# Objective
Would you retype all of these records exactly?

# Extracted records
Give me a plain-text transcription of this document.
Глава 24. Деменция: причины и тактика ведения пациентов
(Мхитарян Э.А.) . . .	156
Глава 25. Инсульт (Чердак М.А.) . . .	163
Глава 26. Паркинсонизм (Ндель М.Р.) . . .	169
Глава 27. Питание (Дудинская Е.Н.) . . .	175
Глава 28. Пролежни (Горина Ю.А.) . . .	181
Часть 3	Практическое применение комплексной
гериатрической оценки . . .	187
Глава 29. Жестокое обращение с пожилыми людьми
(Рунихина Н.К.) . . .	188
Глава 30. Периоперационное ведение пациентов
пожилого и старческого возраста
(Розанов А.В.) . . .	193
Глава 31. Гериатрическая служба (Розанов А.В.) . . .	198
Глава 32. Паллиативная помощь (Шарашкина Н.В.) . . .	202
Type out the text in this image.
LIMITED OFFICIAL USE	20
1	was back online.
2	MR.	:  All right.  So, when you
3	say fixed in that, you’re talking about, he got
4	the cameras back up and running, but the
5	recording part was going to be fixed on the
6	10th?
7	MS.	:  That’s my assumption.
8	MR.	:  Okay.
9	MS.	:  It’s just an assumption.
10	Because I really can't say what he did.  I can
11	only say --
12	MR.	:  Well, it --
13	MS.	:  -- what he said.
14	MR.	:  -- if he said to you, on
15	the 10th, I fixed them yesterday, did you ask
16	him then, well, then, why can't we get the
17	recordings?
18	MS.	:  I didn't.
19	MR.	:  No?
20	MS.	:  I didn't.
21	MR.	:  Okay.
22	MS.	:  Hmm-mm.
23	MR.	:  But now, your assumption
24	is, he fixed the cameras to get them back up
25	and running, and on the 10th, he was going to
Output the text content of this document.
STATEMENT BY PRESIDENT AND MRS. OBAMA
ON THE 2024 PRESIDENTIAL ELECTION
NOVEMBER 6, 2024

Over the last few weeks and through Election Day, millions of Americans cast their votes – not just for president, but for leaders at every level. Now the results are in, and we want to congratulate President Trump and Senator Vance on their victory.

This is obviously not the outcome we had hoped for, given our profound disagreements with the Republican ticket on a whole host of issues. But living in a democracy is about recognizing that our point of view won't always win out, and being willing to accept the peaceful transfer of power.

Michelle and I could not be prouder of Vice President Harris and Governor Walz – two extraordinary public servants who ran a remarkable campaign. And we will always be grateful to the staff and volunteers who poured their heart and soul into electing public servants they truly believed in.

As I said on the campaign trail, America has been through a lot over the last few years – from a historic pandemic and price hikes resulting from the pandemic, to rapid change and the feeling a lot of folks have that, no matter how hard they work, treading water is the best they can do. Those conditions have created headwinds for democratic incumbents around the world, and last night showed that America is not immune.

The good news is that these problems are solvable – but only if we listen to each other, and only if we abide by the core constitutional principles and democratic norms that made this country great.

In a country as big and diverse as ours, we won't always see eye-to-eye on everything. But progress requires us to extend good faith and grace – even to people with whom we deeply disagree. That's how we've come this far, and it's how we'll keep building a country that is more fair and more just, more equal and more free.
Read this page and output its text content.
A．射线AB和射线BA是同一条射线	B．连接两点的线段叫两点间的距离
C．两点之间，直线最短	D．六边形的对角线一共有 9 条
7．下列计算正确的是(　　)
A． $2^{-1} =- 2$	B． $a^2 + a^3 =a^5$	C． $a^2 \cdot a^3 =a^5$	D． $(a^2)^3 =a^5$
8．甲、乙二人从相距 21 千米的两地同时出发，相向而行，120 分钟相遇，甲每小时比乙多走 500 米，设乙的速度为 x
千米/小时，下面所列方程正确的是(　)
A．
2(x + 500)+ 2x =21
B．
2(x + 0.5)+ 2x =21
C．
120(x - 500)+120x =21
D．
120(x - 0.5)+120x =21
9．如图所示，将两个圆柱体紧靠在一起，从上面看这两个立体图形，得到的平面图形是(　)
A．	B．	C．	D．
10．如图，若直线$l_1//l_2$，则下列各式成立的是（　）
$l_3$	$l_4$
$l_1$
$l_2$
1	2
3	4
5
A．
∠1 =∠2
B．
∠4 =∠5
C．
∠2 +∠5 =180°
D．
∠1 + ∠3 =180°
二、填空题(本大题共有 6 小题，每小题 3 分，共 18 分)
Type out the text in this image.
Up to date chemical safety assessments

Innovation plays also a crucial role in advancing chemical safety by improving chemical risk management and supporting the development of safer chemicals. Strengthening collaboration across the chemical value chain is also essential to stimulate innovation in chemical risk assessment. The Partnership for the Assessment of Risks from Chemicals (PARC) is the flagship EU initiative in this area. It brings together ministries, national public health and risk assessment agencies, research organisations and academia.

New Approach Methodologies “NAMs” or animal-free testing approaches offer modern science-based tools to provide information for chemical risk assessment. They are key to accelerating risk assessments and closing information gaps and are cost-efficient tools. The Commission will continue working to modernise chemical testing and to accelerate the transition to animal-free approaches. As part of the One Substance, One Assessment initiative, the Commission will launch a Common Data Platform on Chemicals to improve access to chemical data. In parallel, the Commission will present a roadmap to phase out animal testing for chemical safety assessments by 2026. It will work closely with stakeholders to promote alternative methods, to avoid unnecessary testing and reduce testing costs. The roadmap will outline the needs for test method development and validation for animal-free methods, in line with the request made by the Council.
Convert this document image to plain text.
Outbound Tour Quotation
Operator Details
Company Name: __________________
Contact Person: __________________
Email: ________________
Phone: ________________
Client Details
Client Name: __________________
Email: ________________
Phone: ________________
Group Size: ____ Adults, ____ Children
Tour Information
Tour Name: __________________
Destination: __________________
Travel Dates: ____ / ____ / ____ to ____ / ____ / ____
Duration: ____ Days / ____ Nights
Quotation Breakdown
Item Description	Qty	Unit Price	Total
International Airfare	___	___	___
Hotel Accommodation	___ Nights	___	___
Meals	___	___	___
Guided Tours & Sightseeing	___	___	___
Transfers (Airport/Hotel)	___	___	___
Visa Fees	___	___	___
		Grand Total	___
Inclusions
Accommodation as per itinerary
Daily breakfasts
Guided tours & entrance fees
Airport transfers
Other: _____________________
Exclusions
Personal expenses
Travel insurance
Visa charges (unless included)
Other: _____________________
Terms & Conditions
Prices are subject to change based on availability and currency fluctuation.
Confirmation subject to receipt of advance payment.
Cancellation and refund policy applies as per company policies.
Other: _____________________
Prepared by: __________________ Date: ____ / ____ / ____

# Answer below
Give me a plain-text transcription of this document.
Глава 24. Деменция: причины и тактика ведения пациентов
(Мхитарян Э.А.) . . .	156
Глава 25. Инсульт (Чердак М.А.) . . .	163
Глава 26. Паркинсонизм (Ндель М.Р.) . . .	169
Глава 27. Питание (Дудинская Е.Н.) . . .	175
Глава 28. Пролежни (Горина Ю.А.) . . .	181
Часть 3	Практическое применение комплексной
гериатрической оценки . . .	187
Глава 29. Жестокое обращение с пожилыми людьми
(Рунихина Н.К.) . . .	188
Глава 30. Периоперационное ведение пациентов
пожилого и старческого возраста
(Розанов А.В.) . . .	193
Глава 31. Гериатрическая служба (Розанов А.В.) . . .	198
Глава 32. Паллиативная помощь (Шарашкина Н.В.) . . .	202
Type out the text in this image.
LIMITED OFFICIAL USE	20
1	was back online.
2	MR.	:  All right.  So, when you
3	say fixed in that, you’re talking about, he got
4	the cameras back up and running, but the
5	recording part was going to be fixed on the
6	10th?
7	MS.	:  That’s my assumption.
8	MR.	:  Okay.
9	MS.	:  It’s just an assumption.
10	Because I really can't say what he did.  I can
11	only say --
12	MR.	:  Well, it --
13	MS.	:  -- what he said.
14	MR.	:  -- if he said to you, on
15	the 10th, I fixed them yesterday, did you ask
16	him then, well, then, why can't we get the
17	recordings?
18	MS.	:  I didn't.
19	MR.	:  No?
20	MS.	:  I didn't.
21	MR.	:  Okay.
22	MS.	:  Hmm-mm.
23	MR.	:  But now, your assumption
24	is, he fixed the cameras to get them back up
25	and running, and on the 10th, he was going to
Output the text content of this document.
STATEMENT BY PRESIDENT AND MRS. OBAMA
ON THE 2024 PRESIDENTIAL ELECTION
NOVEMBER 6, 2024

Over the last few weeks and through Election Day, millions of Americans cast their votes – not just for president, but for leaders at every level. Now the results are in, and we want to congratulate President Trump and Senator Vance on their victory.

This is obviously not the outcome we had hoped for, given our profound disagreements with the Republican ticket on a whole host of issues. But living in a democracy is about recognizing that our point of view won't always win out, and being willing to accept the peaceful transfer of power.

Michelle and I could not be prouder of Vice President Harris and Governor Walz – two extraordinary public servants who ran a remarkable campaign. And we will always be grateful to the staff and volunteers who poured their heart and soul into electing public servants they truly believed in.

As I said on the campaign trail, America has been through a lot over the last few years – from a historic pandemic and price hikes resulting from the pandemic, to rapid change and the feeling a lot of folks have that, no matter how hard they work, treading water is the best they can do. Those conditions have created headwinds for democratic incumbents around the world, and last night showed that America is not immune.

The good news is that these problems are solvable – but only if we listen to each other, and only if we abide by the core constitutional principles and democratic norms that made this country great.

In a country as big and diverse as ours, we won't always see eye-to-eye on everything. But progress requires us to extend good faith and grace – even to people with whom we deeply disagree. That's how we've come this far, and it's how we'll keep building a country that is more fair and more just, more equal and more free.
Read this page and output its text content.
A．射线AB和射线BA是同一条射线	B．连接两点的线段叫两点间的距离
C．两点之间，直线最短	D．六边形的对角线一共有 9 条
7．下列计算正确的是(　　)
A． $2^{-1} =- 2$	B． $a^2 + a^3 =a^5$	C． $a^2 \cdot a^3 =a^5$	D． $(a^2)^3 =a^5$
8．甲、乙二人从相距 21 千米的两地同时出发，相向而行，120 分钟相遇，甲每小时比乙多走 500 米，设乙的速度为 x
千米/小时，下面所列方程正确的是(　)
A．
2(x + 500)+ 2x =21
B．
2(x + 0.5)+ 2x =21
C．
120(x - 500)+120x =21
D．
120(x - 0.5)+120x =21
9．如图所示，将两个圆柱体紧靠在一起，从上面看这两个立体图形，得到的平面图形是(　)
A．	B．	C．	D．
10．如图，若直线$l_1//l_2$，则下列各式成立的是（　）
$l_3$	$l_4$
$l_1$
$l_2$
1	2
3	4
5
A．
∠1 =∠2
B．
∠4 =∠5
C．
∠2 +∠5 =180°
D．
∠1 + ∠3 =180°
二、填空题(本大题共有 6 小题，每小题 3 分，共 18 分)
Type out the text in this image.
Up to date chemical safety assessments

Innovation plays also a crucial role in advancing chemical safety by improving chemical risk management and supporting the development of safer chemicals. Strengthening collaboration across the chemical value chain is also essential to stimulate innovation in chemical risk assessment. The Partnership for the Assessment of Risks from Chemicals (PARC) is the flagship EU initiative in this area. It brings together ministries, national public health and risk assessment agencies, research organisations and academia.

New Approach Methodologies “NAMs” or animal-free testing approaches offer modern science-based tools to provide information for chemical risk assessment. They are key to accelerating risk assessments and closing information gaps and are cost-efficient tools. The Commission will continue working to modernise chemical testing and to accelerate the transition to animal-free approaches. As part of the One Substance, One Assessment initiative, the Commission will launch a Common Data Platform on Chemicals to improve access to chemical data. In parallel, the Commission will present a roadmap to phase out animal testing for chemical safety assessments by 2026. It will work closely with stakeholders to promote alternative methods, to avoid unnecessary testing and reduce testing costs. The roadmap will outline the needs for test method development and validation for animal-free methods, in line with the request made by the Council.
Convert this document image to plain text.
Outbound Tour Quotation
Operator Details
Company Name: __________________
Contact Person: __________________
Email: ________________
Phone: ________________
Client Details
Client Name: __________________
Email: ________________
Phone: ________________
Group Size: ____ Adults, ____ Children
Tour Information
Tour Name: __________________
Destination: __________________
Travel Dates: ____ / ____ / ____ to ____ / ____ / ____
Duration: ____ Days / ____ Nights
Quotation Breakdown
Item Description	Qty	Unit Price	Total
International Airfare	___	___	___
Hotel Accommodation	___ Nights	___	___
Meals	___	___	___
Guided Tours & Sightseeing	___	___	___
Transfers (Airport/Hotel)	___	___	___
Visa Fees	___	___	___
		Grand Total	___
Inclusions
Accommodation as per itinerary
Daily breakfasts
Guided tours & entrance fees
Airport transfers
Other: _____________________
Exclusions
Personal expenses
Travel insurance
Visa charges (unless included)
Other: _____________________
Terms & Conditions
Prices are subject to change based on availability and currency fluctuation.
Confirmation subject to receipt of advance payment.
Cancellation and refund policy applies as per company policies.
Other: _____________________
Prepared by: __________________ Date: ____ / ____ / ____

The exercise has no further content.